■ BRIEF
Return a copy of every line in the records that includes the word "efficiency".

## START WORKING DATA

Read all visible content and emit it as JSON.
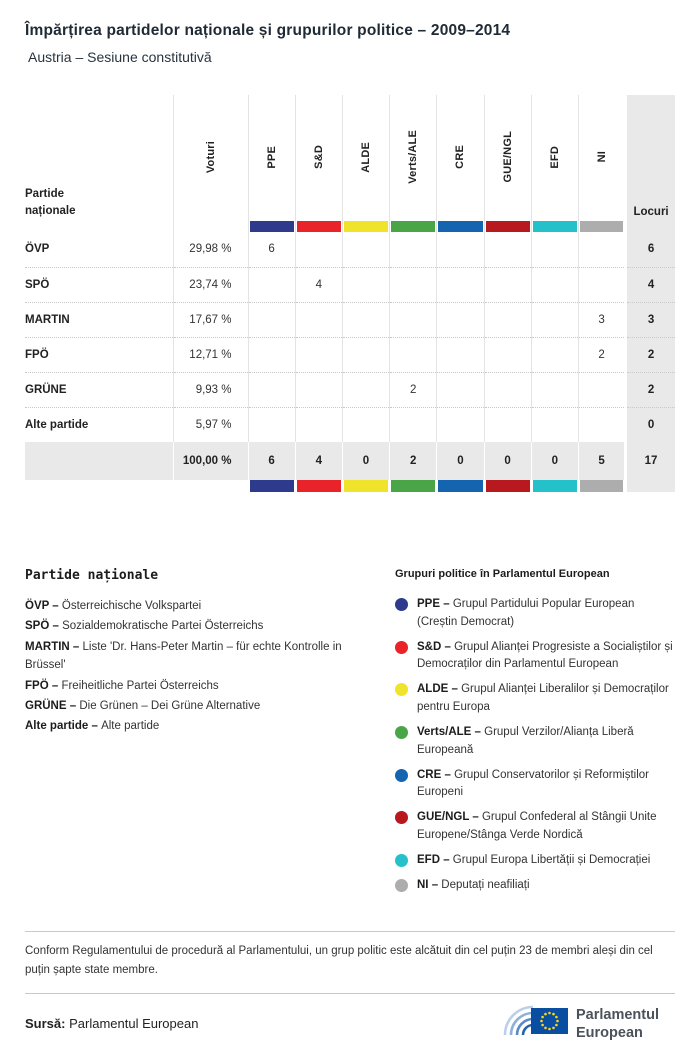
{
  "page": {
    "title": "Împărțirea partidelor naționale și grupurilor politice – 2009–2014",
    "subtitle": "Austria – Sesiune constitutivă"
  },
  "chart_data": {
    "type": "table",
    "title": "Împărțirea partidelor naționale și grupurilor politice – 2009–2014",
    "subtitle": "Austria – Sesiune constitutivă",
    "corner_label": "Partide naționale",
    "votes_label": "Voturi",
    "seats_label": "Locuri",
    "groups": [
      {
        "label": "PPE",
        "color": "#2e3a8c"
      },
      {
        "label": "S&D",
        "color": "#e8242a"
      },
      {
        "label": "ALDE",
        "color": "#f0e32c"
      },
      {
        "label": "Verts/ALE",
        "color": "#4aa547"
      },
      {
        "label": "CRE",
        "color": "#1464af"
      },
      {
        "label": "GUE/NGL",
        "color": "#b8191f"
      },
      {
        "label": "EFD",
        "color": "#25c1ca"
      },
      {
        "label": "NI",
        "color": "#adadad"
      }
    ],
    "rows": [
      {
        "party": "ÖVP",
        "votes": "29,98 %",
        "cells": [
          "6",
          "",
          "",
          "",
          "",
          "",
          "",
          ""
        ],
        "seats": "6"
      },
      {
        "party": "SPÖ",
        "votes": "23,74 %",
        "cells": [
          "",
          "4",
          "",
          "",
          "",
          "",
          "",
          ""
        ],
        "seats": "4"
      },
      {
        "party": "MARTIN",
        "votes": "17,67 %",
        "cells": [
          "",
          "",
          "",
          "",
          "",
          "",
          "",
          "3"
        ],
        "seats": "3"
      },
      {
        "party": "FPÖ",
        "votes": "12,71 %",
        "cells": [
          "",
          "",
          "",
          "",
          "",
          "",
          "",
          "2"
        ],
        "seats": "2"
      },
      {
        "party": "GRÜNE",
        "votes": "9,93 %",
        "cells": [
          "",
          "",
          "",
          "2",
          "",
          "",
          "",
          ""
        ],
        "seats": "2"
      },
      {
        "party": "Alte partide",
        "votes": "5,97 %",
        "cells": [
          "",
          "",
          "",
          "",
          "",
          "",
          "",
          ""
        ],
        "seats": "0"
      }
    ],
    "total": {
      "votes": "100,00 %",
      "cells": [
        "6",
        "4",
        "0",
        "2",
        "0",
        "0",
        "0",
        "5"
      ],
      "seats": "17"
    }
  },
  "legend_parties": {
    "heading": "Partide naționale",
    "items": [
      {
        "abbr": "ÖVP –",
        "name": "Österreichische Volkspartei"
      },
      {
        "abbr": "SPÖ –",
        "name": "Sozialdemokratische Partei Österreichs"
      },
      {
        "abbr": "MARTIN –",
        "name": "Liste 'Dr. Hans-Peter Martin – für echte Kontrolle in Brüssel'"
      },
      {
        "abbr": "FPÖ –",
        "name": "Freiheitliche Partei Österreichs"
      },
      {
        "abbr": "GRÜNE –",
        "name": "Die Grünen – Dei Grüne Alternative"
      },
      {
        "abbr": "Alte partide –",
        "name": "Alte partide"
      }
    ]
  },
  "legend_groups": {
    "heading": "Grupuri politice în Parlamentul European",
    "items": [
      {
        "abbr": "PPE –",
        "name": "Grupul Partidului Popular European (Creștin Democrat)",
        "color": "#2e3a8c"
      },
      {
        "abbr": "S&D –",
        "name": "Grupul Alianței Progresiste a Socialiștilor și Democraților din Parlamentul European",
        "color": "#e8242a"
      },
      {
        "abbr": "ALDE –",
        "name": "Grupul Alianței Liberalilor și Democraților pentru Europa",
        "color": "#f0e32c"
      },
      {
        "abbr": "Verts/ALE –",
        "name": "Grupul Verzilor/Alianța Liberă Europeană",
        "color": "#4aa547"
      },
      {
        "abbr": "CRE –",
        "name": "Grupul Conservatorilor și Reformiștilor Europeni",
        "color": "#1464af"
      },
      {
        "abbr": "GUE/NGL –",
        "name": "Grupul Confederal al Stângii Unite Europene/Stânga Verde Nordică",
        "color": "#b8191f"
      },
      {
        "abbr": "EFD –",
        "name": "Grupul Europa Libertății și Democrației",
        "color": "#25c1ca"
      },
      {
        "abbr": "NI –",
        "name": "Deputați neafiliați",
        "color": "#adadad"
      }
    ]
  },
  "footer": {
    "note": "Conform Regulamentului de procedură al Parlamentului, un grup politic este alcătuit din cel puțin 23 de membri aleși din cel puțin șapte state membre.",
    "source_label": "Sursă:",
    "source_text": "Parlamentul European",
    "logo": {
      "line1": "Parlamentul",
      "line2": "European"
    }
  }
}
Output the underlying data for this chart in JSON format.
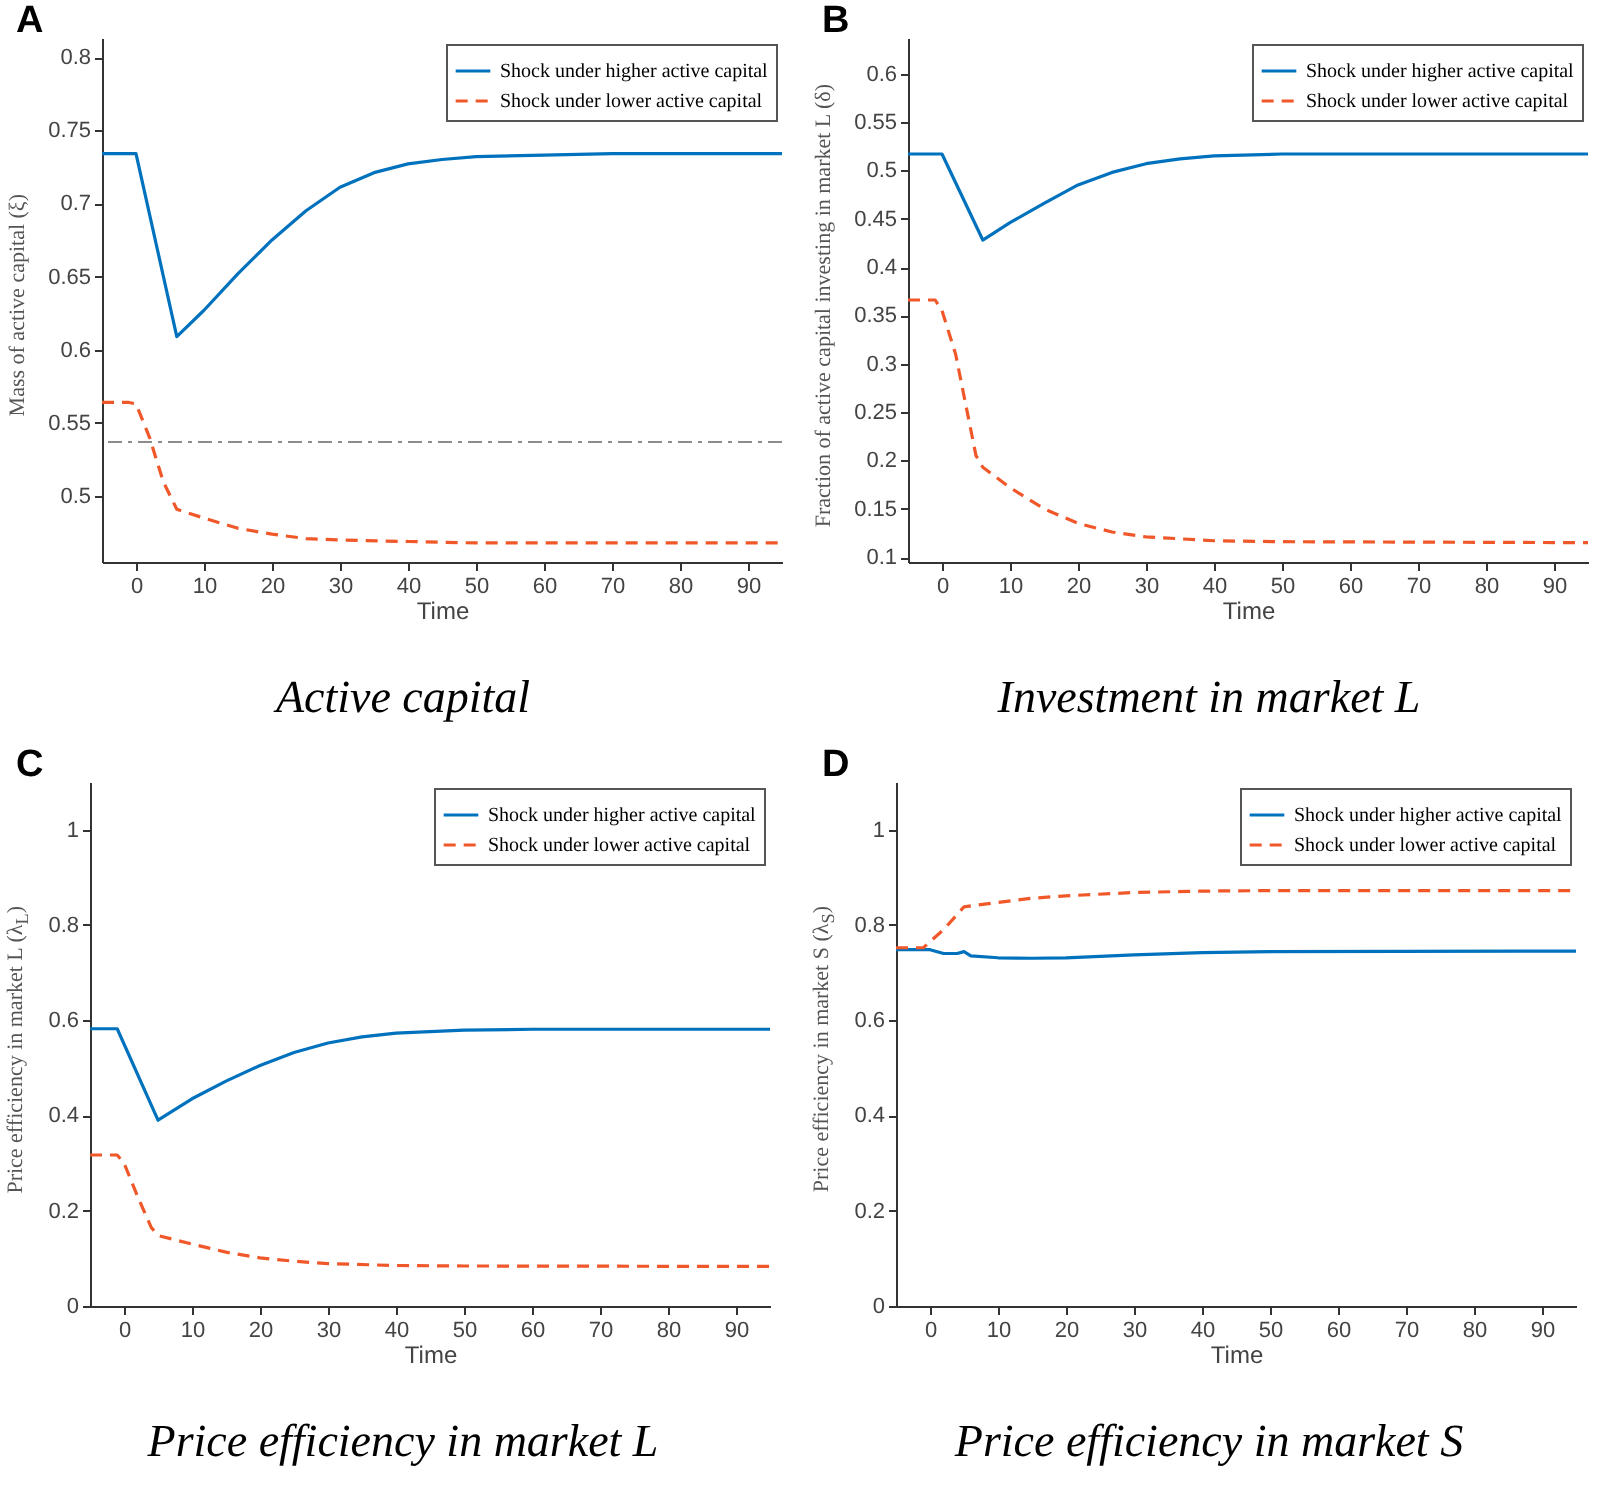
{
  "chart_data": [
    {
      "type": "line",
      "title": "Active capital",
      "ylabel": "Mass of active capital (ξ)",
      "xlabel": "Time",
      "annotations": [
        "A"
      ],
      "legend": "top right",
      "grid": false,
      "xlim": [
        -5,
        95
      ],
      "xticks": [
        0,
        10,
        20,
        30,
        40,
        50,
        60,
        70,
        80,
        90
      ],
      "ylim": [
        0.455,
        0.813
      ],
      "yticks": [
        0.5,
        0.55,
        0.6,
        0.65,
        0.7,
        0.75,
        0.8
      ],
      "ref_lines": [
        {
          "axis": "y",
          "value": 0.537,
          "color": "#8c8c8c",
          "line_style": "dashed"
        }
      ],
      "series": [
        {
          "name": "Shock under higher active capital",
          "color": "#0072bd",
          "line_style": "solid",
          "x": [
            -5,
            0,
            6,
            10,
            15,
            20,
            25,
            30,
            35,
            40,
            45,
            50,
            60,
            70,
            95
          ],
          "values": [
            0.734,
            0.734,
            0.609,
            0.627,
            0.652,
            0.675,
            0.695,
            0.711,
            0.721,
            0.727,
            0.73,
            0.732,
            0.733,
            0.734,
            0.734
          ]
        },
        {
          "name": "Shock under lower active capital",
          "color": "#f0582a",
          "line_style": "dashed",
          "x": [
            -5,
            -1,
            0,
            2,
            4,
            6,
            10,
            15,
            20,
            25,
            30,
            40,
            50,
            95
          ],
          "values": [
            0.564,
            0.564,
            0.563,
            0.54,
            0.51,
            0.491,
            0.485,
            0.478,
            0.474,
            0.471,
            0.47,
            0.469,
            0.468,
            0.468
          ]
        }
      ]
    },
    {
      "type": "line",
      "title": "Investment in market L",
      "ylabel": "Fraction of active capital investing in market L (δ)",
      "xlabel": "Time",
      "annotations": [
        "B"
      ],
      "legend": "top right",
      "grid": false,
      "xlim": [
        -5,
        95
      ],
      "xticks": [
        0,
        10,
        20,
        30,
        40,
        50,
        60,
        70,
        80,
        90
      ],
      "ylim": [
        0.095,
        0.637
      ],
      "yticks": [
        0.1,
        0.15,
        0.2,
        0.25,
        0.3,
        0.35,
        0.4,
        0.45,
        0.5,
        0.55,
        0.6
      ],
      "series": [
        {
          "name": "Shock under higher active capital",
          "color": "#0072bd",
          "line_style": "solid",
          "x": [
            -5,
            0,
            6,
            10,
            15,
            20,
            25,
            30,
            35,
            40,
            50,
            95
          ],
          "values": [
            0.517,
            0.517,
            0.428,
            0.446,
            0.466,
            0.485,
            0.498,
            0.507,
            0.512,
            0.515,
            0.517,
            0.517
          ]
        },
        {
          "name": "Shock under lower active capital",
          "color": "#f0582a",
          "line_style": "dashed",
          "x": [
            -5,
            -1,
            0,
            2,
            4,
            5,
            6,
            10,
            15,
            20,
            25,
            30,
            40,
            50,
            95
          ],
          "values": [
            0.366,
            0.366,
            0.355,
            0.31,
            0.24,
            0.205,
            0.193,
            0.172,
            0.15,
            0.135,
            0.126,
            0.121,
            0.117,
            0.116,
            0.115
          ]
        }
      ]
    },
    {
      "type": "line",
      "title": "Price efficiency in market L",
      "ylabel": "Price efficiency in market L (λ$_{L}$)",
      "xlabel": "Time",
      "annotations": [
        "C"
      ],
      "legend": "top right",
      "grid": false,
      "xlim": [
        -5,
        95
      ],
      "xticks": [
        0,
        10,
        20,
        30,
        40,
        50,
        60,
        70,
        80,
        90
      ],
      "ylim": [
        0,
        1.1
      ],
      "yticks": [
        0,
        0.2,
        0.4,
        0.6,
        0.8,
        1
      ],
      "series": [
        {
          "name": "Shock under higher active capital",
          "color": "#0072bd",
          "line_style": "solid",
          "x": [
            -5,
            -1,
            5,
            10,
            15,
            20,
            25,
            30,
            35,
            40,
            50,
            60,
            95
          ],
          "values": [
            0.582,
            0.582,
            0.39,
            0.435,
            0.472,
            0.505,
            0.532,
            0.552,
            0.565,
            0.573,
            0.579,
            0.581,
            0.581
          ]
        },
        {
          "name": "Shock under lower active capital",
          "color": "#f0582a",
          "line_style": "dashed",
          "x": [
            -5,
            -1,
            0,
            2,
            4,
            5,
            10,
            15,
            20,
            25,
            30,
            40,
            50,
            95
          ],
          "values": [
            0.317,
            0.317,
            0.3,
            0.23,
            0.165,
            0.148,
            0.13,
            0.113,
            0.101,
            0.094,
            0.089,
            0.085,
            0.084,
            0.083
          ]
        }
      ]
    },
    {
      "type": "line",
      "title": "Price efficiency in market S",
      "ylabel": "Price efficiency in market S (λ$_{S}$)",
      "xlabel": "Time",
      "annotations": [
        "D"
      ],
      "legend": "top right",
      "grid": false,
      "xlim": [
        -5,
        95
      ],
      "xticks": [
        0,
        10,
        20,
        30,
        40,
        50,
        60,
        70,
        80,
        90
      ],
      "ylim": [
        0,
        1.1
      ],
      "yticks": [
        0,
        0.2,
        0.4,
        0.6,
        0.8,
        1
      ],
      "series": [
        {
          "name": "Shock under higher active capital",
          "color": "#0072bd",
          "line_style": "solid",
          "x": [
            -5,
            0,
            2,
            4,
            5,
            6,
            10,
            15,
            20,
            30,
            40,
            50,
            95
          ],
          "values": [
            0.748,
            0.748,
            0.74,
            0.74,
            0.744,
            0.735,
            0.731,
            0.73,
            0.731,
            0.737,
            0.742,
            0.744,
            0.745
          ]
        },
        {
          "name": "Shock under lower active capital",
          "color": "#f0582a",
          "line_style": "dashed",
          "x": [
            -5,
            -1,
            2,
            5,
            6,
            10,
            15,
            20,
            30,
            40,
            50,
            95
          ],
          "values": [
            0.752,
            0.752,
            0.79,
            0.838,
            0.84,
            0.847,
            0.856,
            0.861,
            0.868,
            0.871,
            0.872,
            0.872
          ]
        }
      ]
    }
  ]
}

## END WORKING DATA

■ PROBLEM SOLUTION
      "title": "Price efficiency in market L",
      "ylabel": "Price efficiency in market L (λ$_{L}$)",
      "title": "Price efficiency in market S",
      "ylabel": "Price efficiency in market S (λ$_{S}$)",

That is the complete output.